**Exercise:** Copy out all lines with the word "relative" in them.

Begin Records for this task

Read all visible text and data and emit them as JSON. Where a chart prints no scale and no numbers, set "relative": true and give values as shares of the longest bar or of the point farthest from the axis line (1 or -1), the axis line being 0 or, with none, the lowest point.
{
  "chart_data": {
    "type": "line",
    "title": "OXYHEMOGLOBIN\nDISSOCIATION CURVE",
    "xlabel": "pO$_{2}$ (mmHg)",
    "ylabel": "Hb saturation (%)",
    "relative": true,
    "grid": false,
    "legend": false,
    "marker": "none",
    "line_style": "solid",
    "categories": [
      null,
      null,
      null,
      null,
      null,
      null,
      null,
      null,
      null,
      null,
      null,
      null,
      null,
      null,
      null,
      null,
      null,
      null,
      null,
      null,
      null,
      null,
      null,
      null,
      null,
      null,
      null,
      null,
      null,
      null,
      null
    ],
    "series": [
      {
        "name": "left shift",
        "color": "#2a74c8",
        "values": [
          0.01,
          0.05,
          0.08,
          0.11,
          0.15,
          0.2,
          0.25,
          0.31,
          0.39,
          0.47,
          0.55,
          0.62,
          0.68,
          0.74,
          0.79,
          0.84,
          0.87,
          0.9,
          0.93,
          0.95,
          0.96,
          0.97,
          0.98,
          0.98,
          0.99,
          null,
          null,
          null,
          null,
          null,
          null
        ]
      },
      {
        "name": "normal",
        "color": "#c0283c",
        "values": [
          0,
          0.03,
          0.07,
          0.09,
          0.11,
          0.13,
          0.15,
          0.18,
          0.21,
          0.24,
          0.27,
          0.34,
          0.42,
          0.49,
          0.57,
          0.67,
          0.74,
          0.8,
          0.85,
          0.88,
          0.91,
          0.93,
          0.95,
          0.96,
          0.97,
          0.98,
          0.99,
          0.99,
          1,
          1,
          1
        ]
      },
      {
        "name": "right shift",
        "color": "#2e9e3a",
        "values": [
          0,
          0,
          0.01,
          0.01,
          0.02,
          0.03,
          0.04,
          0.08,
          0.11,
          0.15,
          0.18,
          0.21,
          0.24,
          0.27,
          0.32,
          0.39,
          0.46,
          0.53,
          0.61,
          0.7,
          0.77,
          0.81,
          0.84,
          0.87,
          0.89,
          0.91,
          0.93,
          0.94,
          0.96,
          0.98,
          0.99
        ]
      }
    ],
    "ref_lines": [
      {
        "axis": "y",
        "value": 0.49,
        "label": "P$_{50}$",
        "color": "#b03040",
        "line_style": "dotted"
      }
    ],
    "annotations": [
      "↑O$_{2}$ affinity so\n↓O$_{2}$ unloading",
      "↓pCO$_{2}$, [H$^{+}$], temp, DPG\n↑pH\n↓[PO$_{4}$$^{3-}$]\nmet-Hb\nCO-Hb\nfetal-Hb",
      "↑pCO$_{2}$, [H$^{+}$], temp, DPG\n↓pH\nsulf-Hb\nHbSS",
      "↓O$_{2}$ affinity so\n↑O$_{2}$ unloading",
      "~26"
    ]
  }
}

End Records for this task
Begin Records for this task

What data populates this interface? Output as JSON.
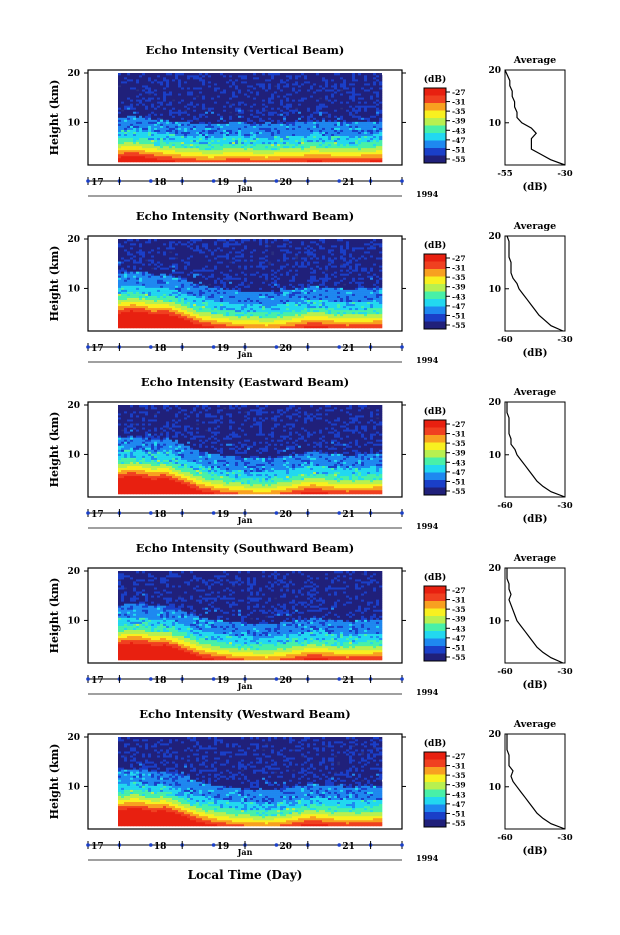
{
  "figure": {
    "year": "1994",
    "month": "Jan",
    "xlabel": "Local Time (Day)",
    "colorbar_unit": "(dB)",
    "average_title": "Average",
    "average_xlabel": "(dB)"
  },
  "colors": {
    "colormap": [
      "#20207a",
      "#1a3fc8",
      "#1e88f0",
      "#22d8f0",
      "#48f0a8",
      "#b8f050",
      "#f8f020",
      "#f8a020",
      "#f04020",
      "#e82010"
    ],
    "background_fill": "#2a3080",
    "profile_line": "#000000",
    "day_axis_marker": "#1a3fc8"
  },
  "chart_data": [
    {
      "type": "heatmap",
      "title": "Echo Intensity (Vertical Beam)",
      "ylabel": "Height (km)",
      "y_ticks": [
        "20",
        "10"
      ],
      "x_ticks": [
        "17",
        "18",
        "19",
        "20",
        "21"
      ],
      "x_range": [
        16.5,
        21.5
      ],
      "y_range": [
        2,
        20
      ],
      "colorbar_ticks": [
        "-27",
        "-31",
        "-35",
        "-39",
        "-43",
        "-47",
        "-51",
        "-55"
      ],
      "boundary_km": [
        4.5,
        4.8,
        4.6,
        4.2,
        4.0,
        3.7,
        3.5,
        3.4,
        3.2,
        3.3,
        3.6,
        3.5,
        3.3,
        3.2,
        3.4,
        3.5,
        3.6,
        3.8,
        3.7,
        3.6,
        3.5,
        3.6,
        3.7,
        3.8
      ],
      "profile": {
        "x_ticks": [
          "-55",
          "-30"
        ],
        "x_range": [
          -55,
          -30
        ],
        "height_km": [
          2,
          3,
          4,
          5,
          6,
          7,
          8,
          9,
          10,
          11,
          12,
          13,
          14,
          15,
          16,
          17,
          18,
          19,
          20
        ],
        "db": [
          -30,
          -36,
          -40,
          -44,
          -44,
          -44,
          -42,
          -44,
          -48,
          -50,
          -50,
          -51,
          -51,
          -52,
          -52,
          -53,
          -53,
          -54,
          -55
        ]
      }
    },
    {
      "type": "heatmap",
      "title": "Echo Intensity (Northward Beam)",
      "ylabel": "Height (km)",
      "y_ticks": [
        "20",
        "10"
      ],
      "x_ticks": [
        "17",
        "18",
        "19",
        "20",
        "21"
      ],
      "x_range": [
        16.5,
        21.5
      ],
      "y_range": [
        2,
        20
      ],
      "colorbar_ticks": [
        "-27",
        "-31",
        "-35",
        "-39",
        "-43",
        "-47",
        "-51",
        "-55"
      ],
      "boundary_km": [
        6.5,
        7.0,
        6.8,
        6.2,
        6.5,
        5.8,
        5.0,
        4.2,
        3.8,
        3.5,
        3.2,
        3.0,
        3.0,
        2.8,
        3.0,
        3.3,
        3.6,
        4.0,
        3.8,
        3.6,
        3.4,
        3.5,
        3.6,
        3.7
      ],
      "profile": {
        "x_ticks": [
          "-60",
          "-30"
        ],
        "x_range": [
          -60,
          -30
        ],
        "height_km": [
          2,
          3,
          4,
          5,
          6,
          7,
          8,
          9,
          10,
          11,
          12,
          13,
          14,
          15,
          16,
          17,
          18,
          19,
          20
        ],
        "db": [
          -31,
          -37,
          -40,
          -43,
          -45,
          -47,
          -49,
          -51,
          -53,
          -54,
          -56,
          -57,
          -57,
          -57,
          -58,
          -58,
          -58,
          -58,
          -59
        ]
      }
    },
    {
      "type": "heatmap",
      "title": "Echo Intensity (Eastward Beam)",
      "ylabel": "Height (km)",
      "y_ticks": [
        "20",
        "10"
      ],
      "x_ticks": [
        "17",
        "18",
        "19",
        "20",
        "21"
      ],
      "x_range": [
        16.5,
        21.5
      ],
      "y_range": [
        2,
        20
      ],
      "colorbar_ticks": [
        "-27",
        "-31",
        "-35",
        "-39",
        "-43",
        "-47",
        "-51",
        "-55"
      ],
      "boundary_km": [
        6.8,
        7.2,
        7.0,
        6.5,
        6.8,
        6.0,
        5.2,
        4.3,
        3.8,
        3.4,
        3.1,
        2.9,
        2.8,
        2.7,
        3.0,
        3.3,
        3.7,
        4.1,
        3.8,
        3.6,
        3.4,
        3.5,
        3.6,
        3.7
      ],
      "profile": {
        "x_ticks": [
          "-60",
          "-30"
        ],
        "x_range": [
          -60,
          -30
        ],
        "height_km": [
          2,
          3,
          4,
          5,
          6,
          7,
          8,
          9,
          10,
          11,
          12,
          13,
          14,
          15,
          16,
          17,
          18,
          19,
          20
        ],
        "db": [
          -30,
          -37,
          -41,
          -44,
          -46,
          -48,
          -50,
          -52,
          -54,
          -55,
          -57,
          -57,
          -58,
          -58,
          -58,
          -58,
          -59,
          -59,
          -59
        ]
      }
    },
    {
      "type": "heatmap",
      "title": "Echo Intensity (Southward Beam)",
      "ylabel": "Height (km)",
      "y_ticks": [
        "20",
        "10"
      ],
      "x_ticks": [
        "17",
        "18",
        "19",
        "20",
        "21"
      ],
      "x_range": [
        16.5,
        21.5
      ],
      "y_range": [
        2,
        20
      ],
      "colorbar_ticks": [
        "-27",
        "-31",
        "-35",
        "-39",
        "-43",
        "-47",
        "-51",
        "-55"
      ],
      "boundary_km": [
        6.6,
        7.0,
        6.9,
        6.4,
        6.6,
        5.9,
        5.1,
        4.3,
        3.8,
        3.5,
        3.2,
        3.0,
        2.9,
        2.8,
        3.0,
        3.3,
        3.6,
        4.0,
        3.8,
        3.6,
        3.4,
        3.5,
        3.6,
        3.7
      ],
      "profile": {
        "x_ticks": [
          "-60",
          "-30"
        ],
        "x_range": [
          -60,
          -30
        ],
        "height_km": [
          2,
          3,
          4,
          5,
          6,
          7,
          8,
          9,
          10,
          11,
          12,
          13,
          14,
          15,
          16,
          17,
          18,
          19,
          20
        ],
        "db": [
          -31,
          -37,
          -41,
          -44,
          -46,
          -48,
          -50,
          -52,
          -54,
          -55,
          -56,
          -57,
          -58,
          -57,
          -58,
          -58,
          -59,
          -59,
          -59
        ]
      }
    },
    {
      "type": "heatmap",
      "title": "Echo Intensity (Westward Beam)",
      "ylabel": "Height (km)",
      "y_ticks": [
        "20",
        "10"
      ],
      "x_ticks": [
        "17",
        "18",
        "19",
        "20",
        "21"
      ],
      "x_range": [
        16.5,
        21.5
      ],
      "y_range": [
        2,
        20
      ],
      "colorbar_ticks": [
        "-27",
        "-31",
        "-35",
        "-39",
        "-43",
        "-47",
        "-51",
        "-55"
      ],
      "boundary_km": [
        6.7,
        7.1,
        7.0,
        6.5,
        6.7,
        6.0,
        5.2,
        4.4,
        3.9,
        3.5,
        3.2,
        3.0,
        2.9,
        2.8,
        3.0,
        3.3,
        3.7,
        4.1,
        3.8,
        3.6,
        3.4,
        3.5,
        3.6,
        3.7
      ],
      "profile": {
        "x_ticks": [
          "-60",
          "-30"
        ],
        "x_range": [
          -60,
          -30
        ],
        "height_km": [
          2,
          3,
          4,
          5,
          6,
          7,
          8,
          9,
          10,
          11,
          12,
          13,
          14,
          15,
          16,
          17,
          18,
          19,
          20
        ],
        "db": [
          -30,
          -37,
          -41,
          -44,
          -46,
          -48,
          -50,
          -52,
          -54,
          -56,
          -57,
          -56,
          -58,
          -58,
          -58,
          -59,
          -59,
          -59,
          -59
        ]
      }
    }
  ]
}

End Records for this task

**Exercise answer:**
Read all visible text and data and emit them as JSON. Where a chart prints no scale and no numbers, set "relative": true and give values as shares of the longest bar or of the point farthest from the axis line (1 or -1), the axis line being 0 or, with none, the lowest point.
    "relative": true,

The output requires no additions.